**THE TASK**
Leave out the pictures and copy everything else below exactly.

═══ RECORD SET ═══

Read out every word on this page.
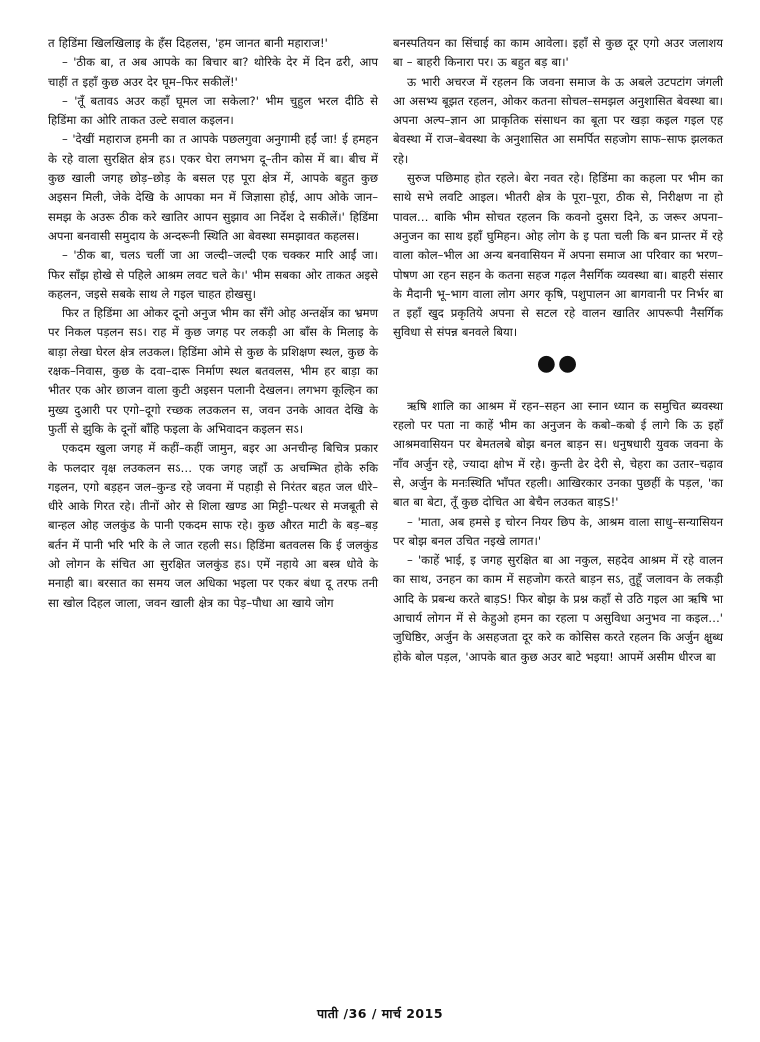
त हिडिंमा खिलखिलाइ के हँस दिहलस, 'हम जानत बानी महाराज!'

– 'ठीक बा, त अब आपके का बिचार बा? थोरिके देर में दिन ढरी, आप चाहीं त इहाँ कुछ अउर देर घूम–फिर सकीलें!'

– 'तूँ बतावऽ अउर कहाँ घूमल जा सकेला?' भीम चुहुल भरल दीठि से हिडिंमा का ओरि ताकत उल्टे सवाल कइलन।

– 'देखीं महाराज हमनी का त आपके पछलगुवा अनुगामी हईं जा! ई हमहन के रहे वाला सुरक्षित क्षेत्र हऽ। एकर घेरा लगभग दू–तीन कोस में बा। बीच में कुछ खाली जगह छोड़–छोड़ के बसल एह पूरा क्षेत्र में, आपके बहुत कुछ अइसन मिली, जेके देखि के आपका मन में जिज्ञासा होई, आप ओके जान–समझ के अउरू ठीक करे खातिर आपन सुझाव आ निर्देश दे सकीलें।' हिडिंमा अपना बनवासी समुदाय के अन्दरूनी स्थिति आ बेवस्था समझावत कहलस।

– 'ठीक बा, चलऽ चलीं जा आ जल्दी–जल्दी एक चक्कर मारि आईं जा। फिर साँझ होखे से पहिले आश्रम लवट चले के।' भीम सबका ओर ताकत अइसे कहलन, जइसे सबके साथ ले गइल चाहत होखसु।

फिर त हिडिंमा आ ओकर दूनो अनुज भीम का सँगे ओह अन्तर्क्षेत्र का भ्रमण पर निकल पड़लन सऽ। राह में कुछ जगह पर लकड़ी आ बाँस के मिलाइ के बाड़ा लेखा घेरल क्षेत्र लउकल। हिडिंमा ओमे से कुछ के प्रशिक्षण स्थल, कुछ के रक्षक–निवास, कुछ के दवा–दारू निर्माण स्थल बतवलस, भीम हर बाड़ा का भीतर एक ओर छाजन वाला कुटी अइसन पलानी देखलन। लगभग कूल्हिन का मुख्य दुआरी पर एगो–दूगो रच्छक लउकलन स, जवन उनके आवत देखि के फुर्ती से झुकि के दूनों बाँहि फइला के अभिवादन कइलन सऽ।

एकदम खुला जगह में कहीं–कहीं जामुन, बइर आ अनचीन्ह बिचित्र प्रकार के फलदार वृक्ष लउकलन सऽ… एक जगह जहाँ ऊ अचम्भित होके रुकि गइलन, एगो बड़हन जल–कुन्ड रहे जवना में पहाड़ी से निरंतर बहत जल धीरे–धीरे आके गिरत रहे। तीनों ओर से शिला खण्ड आ मिट्टी–पत्थर से मजबूती से बान्हल ओह जलकुंड के पानी एकदम साफ रहे। कुछ औरत माटी के बड़–बड़ बर्तन में पानी भरि भरि के ले जात रहली सऽ। हिडिंमा बतवलस कि ई जलकुंड ओ लोगन के संचित आ सुरक्षित जलकुंड हऽ। एमें नहाये आ बस्त्र धोवे के मनाही बा। बरसात का समय जल अधिका भइला पर एकर बंधा दू तरफ तनी सा खोल दिहल जाला, जवन खाली क्षेत्र का पेड़–पौधा आ खाये जोग

बनस्पतियन का सिंचाई का काम आवेला। इहाँ से कुछ दूर एगो अउर जलाशय बा – बाहरी किनारा पर। ऊ बहुत बड़ बा।'

ऊ भारी अचरज में रहलन कि जवना समाज के ऊ अबले उटपटांग जंगली आ असभ्य बूझत रहलन, ओकर कतना सोचल–समझल अनुशासित बेवस्था बा। अपना अल्प–ज्ञान आ प्राकृतिक संसाधन का बूता पर खड़ा कइल गइल एह बेवस्था में राज–बेवस्था के अनुशासित आ समर्पित सहजोग साफ–साफ झलकत रहे।

सुरुज पछिमाह होत रहले। बेरा नवत रहे। हिडिंमा का कहला पर भीम का साथे सभे लवटि आइल। भीतरी क्षेत्र के पूरा–पूरा, ठीक से, निरीक्षण ना हो पावल… बाकि भीम सोचत रहलन कि कवनो दुसरा दिने, ऊ जरूर अपना–अनुजन का साथ इहाँ घुमिहन। ओह लोग के इ पता चली कि बन प्रान्तर में रहे वाला कोल–भील आ अन्य बनवासियन में अपना समाज आ परिवार का भरण–पोषण आ रहन सहन के कतना सहज गढ़ल नैसर्गिक व्यवस्था बा। बाहरी संसार के मैदानी भू–भाग वाला लोग अगर कृषि, पशुपालन आ बागवानी पर निर्भर बा त इहाँ खुद प्रकृतिये अपना से सटल रहे वालन खातिर आपरूपी नैसर्गिक सुविधा से संपन्न बनवले बिया।

●●

ऋषि शालि का आश्रम में रहन–सहन आ स्नान ध्यान क समुचित ब्यवस्था रहलो पर पता ना काहें भीम का अनुजन के कबो–कबो ई लागे कि ऊ इहाँ आश्रमवासियन पर बेमतलबे बोझ बनल बाड़न स। धनुषधारी युवक जवना के नाँव अर्जुन रहे, ज्यादा क्षोभ में रहे। कुन्ती ढेर देरी से, चेहरा का उतार–चढ़ाव से, अर्जुन के मनःस्थिति भाँपत रहली। आखिरकार उनका पुछहीं के पड़ल, 'का बात बा बेटा, तूँ कुछ दोचित आ बेचैन लउकत बाड़S!'

– 'माता, अब हमसे इ चोरन नियर छिप के, आश्रम वाला साधु–सन्यासियन पर बोझ बनल उचित नइखे लागत।'

– 'काहें भाई, इ जगह सुरक्षित बा आ नकुल, सहदेव आश्रम में रहे वालन का साथ, उनहन का काम में सहजोग करते बाड़न सऽ, तुहूँ जलावन के लकड़ी आदि के प्रबन्ध करते बाड़S! फिर बोझ के प्रश्न कहाँ से उठि गइल आ ऋषि भा आचार्य लोगन में से केहुओ हमन का रहला प असुविधा अनुभव ना कइल…' जुधिष्ठिर, अर्जुन के असहजता दूर करे क कोसिस करते रहलन कि अर्जुन क्षुब्ध होके बोल पड़ल, 'आपके बात कुछ अउर बाटे भइया! आपमें असीम धीरज बा

पाती /36 / मार्च 2015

═══

**RESPONSE TO THIS TASK**
Read out every word on this page.
त हिडिंमा खिलखिलाइ के हँस दिहलस, 'हम जानत बानी महाराज!'

– 'ठीक बा, त अब आपके का बिचार बा? थोरिके देर में दिन ढरी, आप चाहीं त इहाँ कुछ अउर देर घूम–फिर सकीलें!'

– 'तूँ बतावऽ अउर कहाँ घूमल जा सकेला?' भीम चुहुल भरल दीठि से हिडिंमा का ओरि ताकत उल्टे सवाल कइलन।

– 'देखीं महाराज हमनी का त आपके पछलगुवा अनुगामी हईं जा! ई हमहन के रहे वाला सुरक्षित क्षेत्र हऽ। एकर घेरा लगभग दू–तीन कोस में बा। बीच में कुछ खाली जगह छोड़–छोड़ के बसल एह पूरा क्षेत्र में, आपके बहुत कुछ अइसन मिली, जेके देखि के आपका मन में जिज्ञासा होई, आप ओके जान–समझ के अउरू ठीक करे खातिर आपन सुझाव आ निर्देश दे सकीलें।' हिडिंमा अपना बनवासी समुदाय के अन्दरूनी स्थिति आ बेवस्था समझावत कहलस।

– 'ठीक बा, चलऽ चलीं जा आ जल्दी–जल्दी एक चक्कर मारि आईं जा। फिर साँझ होखे से पहिले आश्रम लवट चले के।' भीम सबका ओर ताकत अइसे कहलन, जइसे सबके साथ ले गइल चाहत होखसु।

फिर त हिडिंमा आ ओकर दूनो अनुज भीम का सँगे ओह अन्तर्क्षेत्र का भ्रमण पर निकल पड़लन सऽ। राह में कुछ जगह पर लकड़ी आ बाँस के मिलाइ के बाड़ा लेखा घेरल क्षेत्र लउकल। हिडिंमा ओमे से कुछ के प्रशिक्षण स्थल, कुछ के रक्षक–निवास, कुछ के दवा–दारू निर्माण स्थल बतवलस, भीम हर बाड़ा का भीतर एक ओर छाजन वाला कुटी अइसन पलानी देखलन। लगभग कूल्हिन का मुख्य दुआरी पर एगो–दूगो रच्छक लउकलन स, जवन उनके आवत देखि के फुर्ती से झुकि के दूनों बाँहि फइला के अभिवादन कइलन सऽ।

एकदम खुला जगह में कहीं–कहीं जामुन, बइर आ अनचीन्ह बिचित्र प्रकार के फलदार वृक्ष लउकलन सऽ… एक जगह जहाँ ऊ अचम्भित होके रुकि गइलन, एगो बड़हन जल–कुन्ड रहे जवना में पहाड़ी से निरंतर बहत जल धीरे–धीरे आके गिरत रहे। तीनों ओर से शिला खण्ड आ मिट्टी–पत्थर से मजबूती से बान्हल ओह जलकुंड के पानी एकदम साफ रहे। कुछ औरत माटी के बड़–बड़ बर्तन में पानी भरि भरि के ले जात रहली सऽ। हिडिंमा बतवलस कि ई जलकुंड ओ लोगन के संचित आ सुरक्षित जलकुंड हऽ। एमें नहाये आ बस्त्र धोवे के मनाही बा। बरसात का समय जल अधिका भइला पर एकर बंधा दू तरफ तनी सा खोल दिहल जाला, जवन खाली क्षेत्र का पेड़–पौधा आ खाये जोग

बनस्पतियन का सिंचाई का काम आवेला। इहाँ से कुछ दूर एगो अउर जलाशय बा – बाहरी किनारा पर। ऊ बहुत बड़ बा।'

ऊ भारी अचरज में रहलन कि जवना समाज के ऊ अबले उटपटांग जंगली आ असभ्य बूझत रहलन, ओकर कतना सोचल–समझल अनुशासित बेवस्था बा। अपना अल्प–ज्ञान आ प्राकृतिक संसाधन का बूता पर खड़ा कइल गइल एह बेवस्था में राज–बेवस्था के अनुशासित आ समर्पित सहजोग साफ–साफ झलकत रहे।

सुरुज पछिमाह होत रहले। बेरा नवत रहे। हिडिंमा का कहला पर भीम का साथे सभे लवटि आइल। भीतरी क्षेत्र के पूरा–पूरा, ठीक से, निरीक्षण ना हो पावल… बाकि भीम सोचत रहलन कि कवनो दुसरा दिने, ऊ जरूर अपना–अनुजन का साथ इहाँ घुमिहन। ओह लोग के इ पता चली कि बन प्रान्तर में रहे वाला कोल–भील आ अन्य बनवासियन में अपना समाज आ परिवार का भरण–पोषण आ रहन सहन के कतना सहज गढ़ल नैसर्गिक व्यवस्था बा। बाहरी संसार के मैदानी भू–भाग वाला लोग अगर कृषि, पशुपालन आ बागवानी पर निर्भर बा त इहाँ खुद प्रकृतिये अपना से सटल रहे वालन खातिर आपरूपी नैसर्गिक सुविधा से संपन्न बनवले बिया।

●●

ऋषि शालि का आश्रम में रहन–सहन आ स्नान ध्यान क समुचित ब्यवस्था रहलो पर पता ना काहें भीम का अनुजन के कबो–कबो ई लागे कि ऊ इहाँ आश्रमवासियन पर बेमतलबे बोझ बनल बाड़न स। धनुषधारी युवक जवना के नाँव अर्जुन रहे, ज्यादा क्षोभ में रहे। कुन्ती ढेर देरी से, चेहरा का उतार–चढ़ाव से, अर्जुन के मनःस्थिति भाँपत रहली। आखिरकार उनका पुछहीं के पड़ल, 'का बात बा बेटा, तूँ कुछ दोचित आ बेचैन लउकत बाड़S!'

– 'माता, अब हमसे इ चोरन नियर छिप के, आश्रम वाला साधु–सन्यासियन पर बोझ बनल उचित नइखे लागत।'

– 'काहें भाई, इ जगह सुरक्षित बा आ नकुल, सहदेव आश्रम में रहे वालन का साथ, उनहन का काम में सहजोग करते बाड़न सऽ, तुहूँ जलावन के लकड़ी आदि के प्रबन्ध करते बाड़S! फिर बोझ के प्रश्न कहाँ से उठि गइल आ ऋषि भा आचार्य लोगन में से केहुओ हमन का रहला प असुविधा अनुभव ना कइल…' जुधिष्ठिर, अर्जुन के असहजता दूर करे क कोसिस करते रहलन कि अर्जुन क्षुब्ध होके बोल पड़ल, 'आपके बात कुछ अउर बाटे भइया! आपमें असीम धीरज बा

पाती /36 / मार्च 2015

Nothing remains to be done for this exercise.